### Provided information
* BEGIN *

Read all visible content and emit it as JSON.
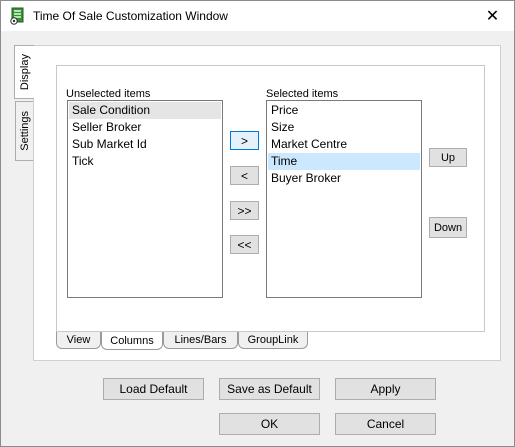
{
  "window": {
    "title": "Time Of Sale Customization Window",
    "close_glyph": "✕"
  },
  "side_tabs": [
    {
      "label": "Display",
      "active": true
    },
    {
      "label": "Settings",
      "active": false
    }
  ],
  "unselected": {
    "label": "Unselected items",
    "items": [
      "Sale Condition",
      "Seller Broker",
      "Sub Market Id",
      "Tick"
    ],
    "highlighted_index": 0
  },
  "selected": {
    "label": "Selected items",
    "items": [
      "Price",
      "Size",
      "Market Centre",
      "Time",
      "Buyer Broker"
    ],
    "highlighted_index": 3
  },
  "move_buttons": {
    "add": ">",
    "remove": "<",
    "add_all": ">>",
    "remove_all": "<<"
  },
  "order_buttons": {
    "up": "Up",
    "down": "Down"
  },
  "bottom_tabs": [
    {
      "label": "View",
      "active": false
    },
    {
      "label": "Columns",
      "active": true
    },
    {
      "label": "Lines/Bars",
      "active": false
    },
    {
      "label": "GroupLink",
      "active": false
    }
  ],
  "footer": {
    "load_default": "Load Default",
    "save_default": "Save as Default",
    "apply": "Apply",
    "ok": "OK",
    "cancel": "Cancel"
  }
}
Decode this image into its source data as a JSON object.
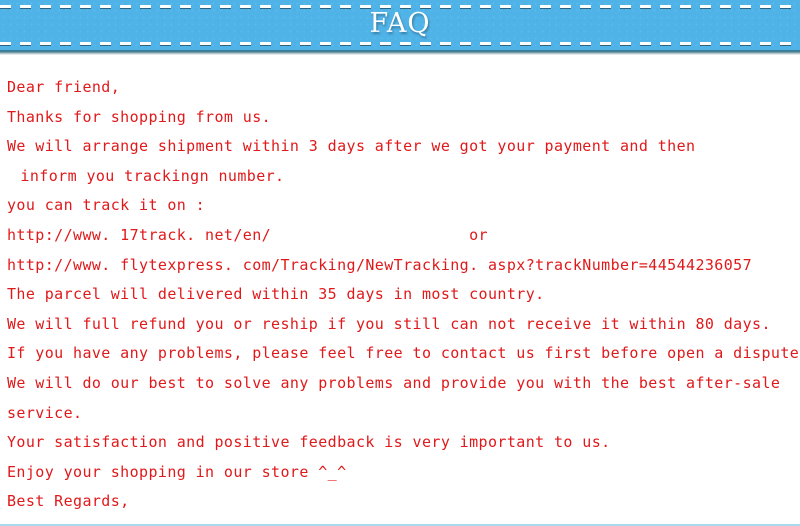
{
  "header": {
    "title": "FAQ",
    "banner_color": "#4fb3e8",
    "stitch_color": "#ffffff",
    "title_color": "#ffffff"
  },
  "theme": {
    "text_color": "#e0191b",
    "background_color": "#ffffff",
    "bottom_border_color": "#a9d9ef"
  },
  "body": {
    "lines": [
      {
        "id": "greeting",
        "text": "Dear friend,"
      },
      {
        "id": "thanks",
        "text": "Thanks for shopping from us."
      },
      {
        "id": "shipment-time",
        "text": "We will arrange shipment within 3 days after we got your payment and then"
      },
      {
        "id": "inform-tracking",
        "text": " inform you trackingn number.",
        "indent": true
      },
      {
        "id": "track-intro",
        "text": "you can track it on :"
      },
      {
        "id": "track-url-1",
        "text": "http://www. 17track. net/en/                     or"
      },
      {
        "id": "track-url-2",
        "text": "http://www. flytexpress. com/Tracking/NewTracking. aspx?trackNumber=44544236057"
      },
      {
        "id": "delivery-time",
        "text": "The parcel will delivered within 35 days in most country."
      },
      {
        "id": "refund-policy",
        "text": "We will full refund you or reship if you still can not receive it within 80 days."
      },
      {
        "id": "dispute-notice",
        "text": "If you have any problems, please feel free to contact us first before open a dispute."
      },
      {
        "id": "after-sale-1",
        "text": "We will do our best to solve any problems and provide you with the best after-sale"
      },
      {
        "id": "after-sale-2",
        "text": "service."
      },
      {
        "id": "feedback",
        "text": "Your satisfaction and positive feedback is very important to us."
      },
      {
        "id": "enjoy",
        "text": "Enjoy your shopping in our store ^_^"
      },
      {
        "id": "signoff",
        "text": "Best Regards,"
      }
    ]
  }
}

* END *

### Task goal
Check each line above for the word "shopping", and copy the lines where it appears.

### Task answer
        "text": "Thanks for shopping from us."
        "text": "Enjoy your shopping in our store ^_^"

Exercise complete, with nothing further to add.